---- WORKING DATA
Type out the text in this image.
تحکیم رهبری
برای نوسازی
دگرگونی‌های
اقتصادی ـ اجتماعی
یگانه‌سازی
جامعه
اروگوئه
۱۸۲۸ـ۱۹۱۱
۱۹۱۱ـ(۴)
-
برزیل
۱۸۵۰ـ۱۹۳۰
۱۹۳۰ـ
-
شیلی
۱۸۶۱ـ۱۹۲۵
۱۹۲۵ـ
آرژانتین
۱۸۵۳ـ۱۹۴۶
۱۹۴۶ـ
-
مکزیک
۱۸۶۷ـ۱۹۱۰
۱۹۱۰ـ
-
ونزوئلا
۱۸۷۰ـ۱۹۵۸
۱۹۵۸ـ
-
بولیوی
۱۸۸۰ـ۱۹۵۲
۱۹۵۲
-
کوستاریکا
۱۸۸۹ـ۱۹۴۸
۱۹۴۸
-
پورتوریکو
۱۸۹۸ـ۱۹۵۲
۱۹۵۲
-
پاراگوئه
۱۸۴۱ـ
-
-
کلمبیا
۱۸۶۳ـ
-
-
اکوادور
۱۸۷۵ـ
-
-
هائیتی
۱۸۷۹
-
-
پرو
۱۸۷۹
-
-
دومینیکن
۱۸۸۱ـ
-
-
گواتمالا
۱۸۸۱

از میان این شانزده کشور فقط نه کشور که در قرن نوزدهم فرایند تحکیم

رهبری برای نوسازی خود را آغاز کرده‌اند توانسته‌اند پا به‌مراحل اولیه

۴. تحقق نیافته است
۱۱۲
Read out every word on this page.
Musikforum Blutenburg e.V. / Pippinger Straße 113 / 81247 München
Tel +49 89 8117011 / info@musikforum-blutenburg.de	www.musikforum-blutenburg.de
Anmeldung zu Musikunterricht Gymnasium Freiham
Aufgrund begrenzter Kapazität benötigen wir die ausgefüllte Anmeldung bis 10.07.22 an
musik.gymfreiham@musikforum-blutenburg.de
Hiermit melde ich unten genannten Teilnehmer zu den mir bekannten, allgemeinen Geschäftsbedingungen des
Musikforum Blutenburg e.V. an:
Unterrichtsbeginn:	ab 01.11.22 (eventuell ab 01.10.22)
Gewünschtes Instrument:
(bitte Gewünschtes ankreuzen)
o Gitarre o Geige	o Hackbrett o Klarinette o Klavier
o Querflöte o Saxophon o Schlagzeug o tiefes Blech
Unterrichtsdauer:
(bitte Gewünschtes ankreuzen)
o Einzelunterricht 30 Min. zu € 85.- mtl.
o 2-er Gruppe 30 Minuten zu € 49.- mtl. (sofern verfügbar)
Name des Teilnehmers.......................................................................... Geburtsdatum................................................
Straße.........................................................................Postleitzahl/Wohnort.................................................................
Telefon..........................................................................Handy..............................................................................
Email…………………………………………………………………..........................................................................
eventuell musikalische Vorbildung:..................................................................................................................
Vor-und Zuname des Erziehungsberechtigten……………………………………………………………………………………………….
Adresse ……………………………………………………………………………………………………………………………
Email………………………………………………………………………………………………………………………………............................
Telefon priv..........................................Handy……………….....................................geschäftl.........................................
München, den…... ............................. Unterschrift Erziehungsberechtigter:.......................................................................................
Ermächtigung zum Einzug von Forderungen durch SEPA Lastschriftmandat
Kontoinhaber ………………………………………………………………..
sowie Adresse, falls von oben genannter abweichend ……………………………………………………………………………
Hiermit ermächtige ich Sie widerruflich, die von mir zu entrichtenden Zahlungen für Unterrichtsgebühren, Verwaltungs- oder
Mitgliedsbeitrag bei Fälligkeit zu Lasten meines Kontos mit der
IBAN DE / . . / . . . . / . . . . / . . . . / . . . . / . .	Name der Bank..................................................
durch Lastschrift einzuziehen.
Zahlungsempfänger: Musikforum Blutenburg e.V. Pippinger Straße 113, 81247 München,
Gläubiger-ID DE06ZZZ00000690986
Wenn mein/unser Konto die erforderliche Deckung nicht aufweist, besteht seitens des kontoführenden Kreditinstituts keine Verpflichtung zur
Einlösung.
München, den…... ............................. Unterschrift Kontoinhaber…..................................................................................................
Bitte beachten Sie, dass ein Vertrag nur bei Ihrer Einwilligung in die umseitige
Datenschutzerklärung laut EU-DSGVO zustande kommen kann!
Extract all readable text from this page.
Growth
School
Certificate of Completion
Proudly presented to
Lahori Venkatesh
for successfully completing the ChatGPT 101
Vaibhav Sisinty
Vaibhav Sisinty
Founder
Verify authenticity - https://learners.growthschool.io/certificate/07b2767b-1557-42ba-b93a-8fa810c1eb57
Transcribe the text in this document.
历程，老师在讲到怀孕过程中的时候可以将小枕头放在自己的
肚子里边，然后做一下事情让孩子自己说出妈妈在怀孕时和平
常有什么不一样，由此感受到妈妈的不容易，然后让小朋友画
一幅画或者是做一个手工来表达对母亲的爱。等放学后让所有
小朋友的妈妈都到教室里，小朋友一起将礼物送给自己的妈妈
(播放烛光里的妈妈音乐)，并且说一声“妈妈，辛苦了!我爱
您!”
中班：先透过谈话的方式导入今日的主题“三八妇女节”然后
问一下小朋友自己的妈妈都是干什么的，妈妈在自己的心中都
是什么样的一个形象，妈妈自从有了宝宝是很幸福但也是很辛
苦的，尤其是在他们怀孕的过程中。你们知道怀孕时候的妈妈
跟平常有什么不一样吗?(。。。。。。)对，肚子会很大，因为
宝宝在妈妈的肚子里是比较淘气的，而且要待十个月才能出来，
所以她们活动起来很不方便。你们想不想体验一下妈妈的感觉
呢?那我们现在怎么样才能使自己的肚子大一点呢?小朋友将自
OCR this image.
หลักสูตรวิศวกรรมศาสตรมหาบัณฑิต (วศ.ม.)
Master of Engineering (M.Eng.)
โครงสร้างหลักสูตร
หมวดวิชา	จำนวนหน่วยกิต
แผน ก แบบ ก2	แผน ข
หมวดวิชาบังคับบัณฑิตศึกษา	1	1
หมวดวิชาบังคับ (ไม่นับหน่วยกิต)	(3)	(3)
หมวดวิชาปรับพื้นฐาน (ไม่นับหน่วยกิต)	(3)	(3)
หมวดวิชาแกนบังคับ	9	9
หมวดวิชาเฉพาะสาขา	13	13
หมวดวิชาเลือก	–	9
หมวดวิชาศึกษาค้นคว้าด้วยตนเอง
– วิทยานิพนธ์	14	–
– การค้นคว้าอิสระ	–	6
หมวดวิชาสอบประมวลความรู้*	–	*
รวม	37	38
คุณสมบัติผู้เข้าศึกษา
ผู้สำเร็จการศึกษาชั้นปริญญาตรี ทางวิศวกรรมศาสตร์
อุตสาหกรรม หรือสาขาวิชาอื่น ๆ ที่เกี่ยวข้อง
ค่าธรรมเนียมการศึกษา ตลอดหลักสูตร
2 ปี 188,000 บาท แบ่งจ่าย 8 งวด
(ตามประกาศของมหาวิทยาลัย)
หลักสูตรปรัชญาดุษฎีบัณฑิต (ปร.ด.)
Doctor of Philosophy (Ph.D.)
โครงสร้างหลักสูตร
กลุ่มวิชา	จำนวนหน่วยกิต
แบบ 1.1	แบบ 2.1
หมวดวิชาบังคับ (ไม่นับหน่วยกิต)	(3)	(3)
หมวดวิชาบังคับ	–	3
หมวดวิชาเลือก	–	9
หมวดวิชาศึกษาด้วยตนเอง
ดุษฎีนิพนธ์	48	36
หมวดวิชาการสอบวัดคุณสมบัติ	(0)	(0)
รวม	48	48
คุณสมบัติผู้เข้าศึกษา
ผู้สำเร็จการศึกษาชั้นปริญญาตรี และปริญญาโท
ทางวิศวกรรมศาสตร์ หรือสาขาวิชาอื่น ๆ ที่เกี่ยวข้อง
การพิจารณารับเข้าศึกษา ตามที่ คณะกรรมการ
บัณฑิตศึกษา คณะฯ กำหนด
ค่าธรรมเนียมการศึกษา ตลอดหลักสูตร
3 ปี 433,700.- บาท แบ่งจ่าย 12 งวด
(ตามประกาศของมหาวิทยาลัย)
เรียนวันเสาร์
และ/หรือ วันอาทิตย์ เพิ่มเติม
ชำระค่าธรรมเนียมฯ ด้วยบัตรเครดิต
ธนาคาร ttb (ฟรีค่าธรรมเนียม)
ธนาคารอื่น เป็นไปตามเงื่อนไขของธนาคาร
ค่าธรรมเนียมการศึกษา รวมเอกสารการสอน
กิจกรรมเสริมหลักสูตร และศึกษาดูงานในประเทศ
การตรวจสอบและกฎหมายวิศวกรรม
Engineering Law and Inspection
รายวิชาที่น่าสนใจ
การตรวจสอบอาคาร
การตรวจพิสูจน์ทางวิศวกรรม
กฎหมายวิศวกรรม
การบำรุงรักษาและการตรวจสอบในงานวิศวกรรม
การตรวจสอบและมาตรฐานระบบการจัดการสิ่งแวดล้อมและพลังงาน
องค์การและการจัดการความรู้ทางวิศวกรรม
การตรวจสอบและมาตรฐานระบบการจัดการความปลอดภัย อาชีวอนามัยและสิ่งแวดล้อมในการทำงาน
--------
> **TASK DESCRIPTION**: Look through the data above. Each line containing the word "Hiermit" needs to be copied.

> **TASK ANSWER**:
Hiermit melde ich unten genannten Teilnehmer zu den mir bekannten, allgemeinen Geschäftsbedingungen des
Hiermit ermächtige ich Sie widerruflich, die von mir zu entrichtenden Zahlungen für Unterrichtsgebühren, Verwaltungs- oder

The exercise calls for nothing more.